RAW RECORDS:
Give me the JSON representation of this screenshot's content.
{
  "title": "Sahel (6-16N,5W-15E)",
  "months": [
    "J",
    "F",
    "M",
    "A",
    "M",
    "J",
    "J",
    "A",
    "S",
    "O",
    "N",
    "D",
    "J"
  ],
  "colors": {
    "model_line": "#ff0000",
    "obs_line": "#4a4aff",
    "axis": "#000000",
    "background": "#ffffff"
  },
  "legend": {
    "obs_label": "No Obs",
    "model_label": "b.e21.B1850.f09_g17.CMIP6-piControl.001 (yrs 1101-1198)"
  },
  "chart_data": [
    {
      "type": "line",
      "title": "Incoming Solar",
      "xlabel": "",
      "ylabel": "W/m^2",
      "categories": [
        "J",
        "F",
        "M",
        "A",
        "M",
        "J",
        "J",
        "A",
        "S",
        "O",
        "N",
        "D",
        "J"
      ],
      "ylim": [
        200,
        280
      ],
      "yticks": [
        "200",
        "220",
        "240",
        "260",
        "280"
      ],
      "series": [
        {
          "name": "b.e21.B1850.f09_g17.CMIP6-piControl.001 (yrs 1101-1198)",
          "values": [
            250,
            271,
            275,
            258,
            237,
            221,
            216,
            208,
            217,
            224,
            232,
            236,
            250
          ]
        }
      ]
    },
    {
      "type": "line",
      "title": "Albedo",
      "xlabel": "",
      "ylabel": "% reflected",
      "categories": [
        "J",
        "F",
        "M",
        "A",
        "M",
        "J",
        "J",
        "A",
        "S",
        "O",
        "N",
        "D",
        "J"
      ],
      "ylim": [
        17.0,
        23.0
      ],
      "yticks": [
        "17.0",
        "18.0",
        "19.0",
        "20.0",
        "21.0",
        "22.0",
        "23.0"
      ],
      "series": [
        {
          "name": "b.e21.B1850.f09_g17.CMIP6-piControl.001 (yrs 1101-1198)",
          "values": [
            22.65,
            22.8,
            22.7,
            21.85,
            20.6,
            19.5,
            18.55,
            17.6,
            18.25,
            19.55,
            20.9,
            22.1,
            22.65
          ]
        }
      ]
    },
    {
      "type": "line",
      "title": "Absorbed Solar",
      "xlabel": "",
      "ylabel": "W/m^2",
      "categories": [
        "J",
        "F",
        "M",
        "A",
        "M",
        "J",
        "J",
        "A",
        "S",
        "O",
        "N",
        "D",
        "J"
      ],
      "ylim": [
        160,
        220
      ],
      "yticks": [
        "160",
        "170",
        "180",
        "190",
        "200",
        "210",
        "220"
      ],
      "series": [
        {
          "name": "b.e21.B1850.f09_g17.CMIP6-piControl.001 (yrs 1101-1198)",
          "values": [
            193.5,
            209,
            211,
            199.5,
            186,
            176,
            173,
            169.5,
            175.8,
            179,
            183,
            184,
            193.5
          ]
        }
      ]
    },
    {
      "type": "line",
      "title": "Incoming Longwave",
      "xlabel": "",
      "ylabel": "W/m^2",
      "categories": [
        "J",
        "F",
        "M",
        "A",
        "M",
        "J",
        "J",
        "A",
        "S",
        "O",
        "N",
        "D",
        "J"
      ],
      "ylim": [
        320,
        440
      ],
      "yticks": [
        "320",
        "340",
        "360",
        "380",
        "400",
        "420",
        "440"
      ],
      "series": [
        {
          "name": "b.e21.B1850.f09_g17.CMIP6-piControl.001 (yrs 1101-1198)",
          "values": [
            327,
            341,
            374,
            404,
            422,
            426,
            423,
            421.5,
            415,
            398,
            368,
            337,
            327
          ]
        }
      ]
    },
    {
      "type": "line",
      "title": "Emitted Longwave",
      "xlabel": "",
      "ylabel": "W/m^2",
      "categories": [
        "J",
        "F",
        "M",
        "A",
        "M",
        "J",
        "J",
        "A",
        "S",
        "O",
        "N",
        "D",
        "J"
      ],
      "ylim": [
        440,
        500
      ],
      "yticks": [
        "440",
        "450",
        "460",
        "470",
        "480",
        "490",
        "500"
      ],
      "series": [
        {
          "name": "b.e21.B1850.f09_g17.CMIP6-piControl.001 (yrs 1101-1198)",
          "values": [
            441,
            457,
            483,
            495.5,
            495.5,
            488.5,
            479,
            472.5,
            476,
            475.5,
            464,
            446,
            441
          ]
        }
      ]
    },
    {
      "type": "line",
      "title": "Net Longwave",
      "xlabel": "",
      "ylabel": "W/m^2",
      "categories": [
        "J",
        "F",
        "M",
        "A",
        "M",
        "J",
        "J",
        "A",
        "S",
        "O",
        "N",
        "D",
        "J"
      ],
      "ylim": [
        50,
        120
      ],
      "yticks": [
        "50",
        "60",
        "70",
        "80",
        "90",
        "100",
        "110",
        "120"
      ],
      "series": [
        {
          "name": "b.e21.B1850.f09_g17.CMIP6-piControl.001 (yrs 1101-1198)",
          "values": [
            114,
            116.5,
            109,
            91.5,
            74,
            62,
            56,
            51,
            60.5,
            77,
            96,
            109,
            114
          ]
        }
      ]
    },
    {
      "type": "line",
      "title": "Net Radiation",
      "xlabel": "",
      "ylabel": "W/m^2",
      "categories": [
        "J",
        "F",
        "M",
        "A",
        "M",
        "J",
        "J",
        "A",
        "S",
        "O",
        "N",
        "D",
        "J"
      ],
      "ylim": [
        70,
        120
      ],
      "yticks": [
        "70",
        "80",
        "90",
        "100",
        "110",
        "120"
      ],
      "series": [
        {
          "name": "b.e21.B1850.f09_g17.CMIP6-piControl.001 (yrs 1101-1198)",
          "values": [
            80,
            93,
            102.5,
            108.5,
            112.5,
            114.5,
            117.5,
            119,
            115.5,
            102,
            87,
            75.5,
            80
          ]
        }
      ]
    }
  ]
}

EXERCISE DIRECTIONS: Copy every line that includes the string "Solar" from the material above.

RESULT FOR THIS EXERCISE:
      "title": "Incoming Solar",
      "title": "Absorbed Solar",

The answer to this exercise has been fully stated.